Exercise description:
Count how many lines hold the string "Place". Answer with that number and nothing more.

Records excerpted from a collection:
START

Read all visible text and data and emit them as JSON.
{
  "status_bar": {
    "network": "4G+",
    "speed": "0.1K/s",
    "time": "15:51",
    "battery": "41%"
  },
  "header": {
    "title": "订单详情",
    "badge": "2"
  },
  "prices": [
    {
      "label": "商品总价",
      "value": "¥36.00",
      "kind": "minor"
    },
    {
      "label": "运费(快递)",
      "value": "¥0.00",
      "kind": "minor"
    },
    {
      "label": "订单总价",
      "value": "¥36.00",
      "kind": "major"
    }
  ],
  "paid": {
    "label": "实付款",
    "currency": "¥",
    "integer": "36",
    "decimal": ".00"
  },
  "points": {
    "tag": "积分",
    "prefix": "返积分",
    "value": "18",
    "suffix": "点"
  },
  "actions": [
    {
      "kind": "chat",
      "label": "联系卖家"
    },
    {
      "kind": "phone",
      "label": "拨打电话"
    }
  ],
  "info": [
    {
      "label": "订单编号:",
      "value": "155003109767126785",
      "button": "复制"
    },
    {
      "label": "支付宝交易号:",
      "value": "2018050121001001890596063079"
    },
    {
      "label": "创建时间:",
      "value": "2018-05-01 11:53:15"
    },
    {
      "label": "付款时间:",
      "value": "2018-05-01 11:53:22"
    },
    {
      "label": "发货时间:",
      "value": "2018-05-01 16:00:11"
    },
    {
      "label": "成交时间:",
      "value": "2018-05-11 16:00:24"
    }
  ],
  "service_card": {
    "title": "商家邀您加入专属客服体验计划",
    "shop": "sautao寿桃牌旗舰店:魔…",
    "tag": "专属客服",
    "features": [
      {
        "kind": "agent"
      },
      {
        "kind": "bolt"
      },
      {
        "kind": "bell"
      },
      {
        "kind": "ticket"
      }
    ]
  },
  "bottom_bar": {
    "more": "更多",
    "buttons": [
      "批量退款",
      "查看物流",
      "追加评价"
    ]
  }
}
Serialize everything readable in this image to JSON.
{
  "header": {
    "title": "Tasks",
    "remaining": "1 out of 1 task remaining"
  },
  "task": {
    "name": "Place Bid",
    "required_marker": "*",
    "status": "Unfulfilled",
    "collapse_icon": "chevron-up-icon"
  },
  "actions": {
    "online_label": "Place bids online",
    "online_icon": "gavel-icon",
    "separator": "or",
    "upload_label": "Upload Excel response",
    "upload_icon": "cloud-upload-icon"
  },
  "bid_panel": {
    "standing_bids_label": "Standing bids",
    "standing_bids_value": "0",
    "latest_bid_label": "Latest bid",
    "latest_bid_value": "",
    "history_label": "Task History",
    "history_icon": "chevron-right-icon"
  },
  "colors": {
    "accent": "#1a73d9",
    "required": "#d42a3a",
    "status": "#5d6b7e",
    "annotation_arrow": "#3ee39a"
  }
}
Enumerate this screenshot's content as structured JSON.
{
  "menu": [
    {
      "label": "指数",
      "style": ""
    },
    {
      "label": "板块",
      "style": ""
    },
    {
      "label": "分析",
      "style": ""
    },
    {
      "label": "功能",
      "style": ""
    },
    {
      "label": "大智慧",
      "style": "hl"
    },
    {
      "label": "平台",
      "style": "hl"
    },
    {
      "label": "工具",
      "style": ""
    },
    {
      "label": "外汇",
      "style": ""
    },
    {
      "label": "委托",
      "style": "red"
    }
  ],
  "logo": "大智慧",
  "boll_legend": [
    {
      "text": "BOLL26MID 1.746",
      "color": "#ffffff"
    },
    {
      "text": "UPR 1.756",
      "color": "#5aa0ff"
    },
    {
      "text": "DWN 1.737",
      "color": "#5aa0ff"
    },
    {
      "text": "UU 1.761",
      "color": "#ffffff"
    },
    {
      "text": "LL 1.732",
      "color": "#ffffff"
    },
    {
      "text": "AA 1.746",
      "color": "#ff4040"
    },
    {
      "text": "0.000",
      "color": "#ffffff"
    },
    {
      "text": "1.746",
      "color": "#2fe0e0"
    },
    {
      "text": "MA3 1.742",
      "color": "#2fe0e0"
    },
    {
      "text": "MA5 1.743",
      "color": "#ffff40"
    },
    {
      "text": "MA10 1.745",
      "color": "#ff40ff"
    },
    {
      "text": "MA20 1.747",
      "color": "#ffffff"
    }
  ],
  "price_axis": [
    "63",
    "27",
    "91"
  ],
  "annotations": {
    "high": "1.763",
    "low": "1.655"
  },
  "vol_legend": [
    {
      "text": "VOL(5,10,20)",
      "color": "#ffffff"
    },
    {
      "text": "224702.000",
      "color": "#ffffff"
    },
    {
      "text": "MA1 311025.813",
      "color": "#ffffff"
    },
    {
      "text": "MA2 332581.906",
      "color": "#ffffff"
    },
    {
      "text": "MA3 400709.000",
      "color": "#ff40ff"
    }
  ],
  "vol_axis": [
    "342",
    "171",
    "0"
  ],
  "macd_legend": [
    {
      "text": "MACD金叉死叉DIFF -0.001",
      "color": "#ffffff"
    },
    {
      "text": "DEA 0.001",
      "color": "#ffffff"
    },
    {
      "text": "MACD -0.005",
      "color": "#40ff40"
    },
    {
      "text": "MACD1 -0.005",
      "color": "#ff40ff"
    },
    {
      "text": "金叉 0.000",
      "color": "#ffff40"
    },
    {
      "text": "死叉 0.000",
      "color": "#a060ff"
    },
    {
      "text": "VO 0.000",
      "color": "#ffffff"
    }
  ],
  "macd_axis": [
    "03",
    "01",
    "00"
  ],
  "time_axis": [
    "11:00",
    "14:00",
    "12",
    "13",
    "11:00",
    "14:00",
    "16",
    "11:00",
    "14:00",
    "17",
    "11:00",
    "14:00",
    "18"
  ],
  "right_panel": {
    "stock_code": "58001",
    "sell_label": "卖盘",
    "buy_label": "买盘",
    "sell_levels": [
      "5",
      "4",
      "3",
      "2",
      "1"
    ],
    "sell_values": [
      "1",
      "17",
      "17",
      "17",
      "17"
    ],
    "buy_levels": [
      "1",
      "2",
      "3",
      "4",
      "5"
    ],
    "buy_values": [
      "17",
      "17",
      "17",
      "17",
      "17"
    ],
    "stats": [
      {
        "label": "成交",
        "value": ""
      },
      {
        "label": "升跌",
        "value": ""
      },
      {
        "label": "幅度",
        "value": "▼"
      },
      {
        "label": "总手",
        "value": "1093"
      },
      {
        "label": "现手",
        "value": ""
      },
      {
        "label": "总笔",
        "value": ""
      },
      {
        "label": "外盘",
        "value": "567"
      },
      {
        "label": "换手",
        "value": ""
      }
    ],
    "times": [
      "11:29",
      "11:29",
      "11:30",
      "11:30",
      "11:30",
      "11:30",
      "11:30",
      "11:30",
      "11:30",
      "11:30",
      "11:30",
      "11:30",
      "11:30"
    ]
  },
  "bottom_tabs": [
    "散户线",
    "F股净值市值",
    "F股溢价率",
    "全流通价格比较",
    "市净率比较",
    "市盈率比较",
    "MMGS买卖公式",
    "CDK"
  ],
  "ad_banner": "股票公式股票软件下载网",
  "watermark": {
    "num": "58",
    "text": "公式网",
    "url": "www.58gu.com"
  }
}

END

Problem solution:
2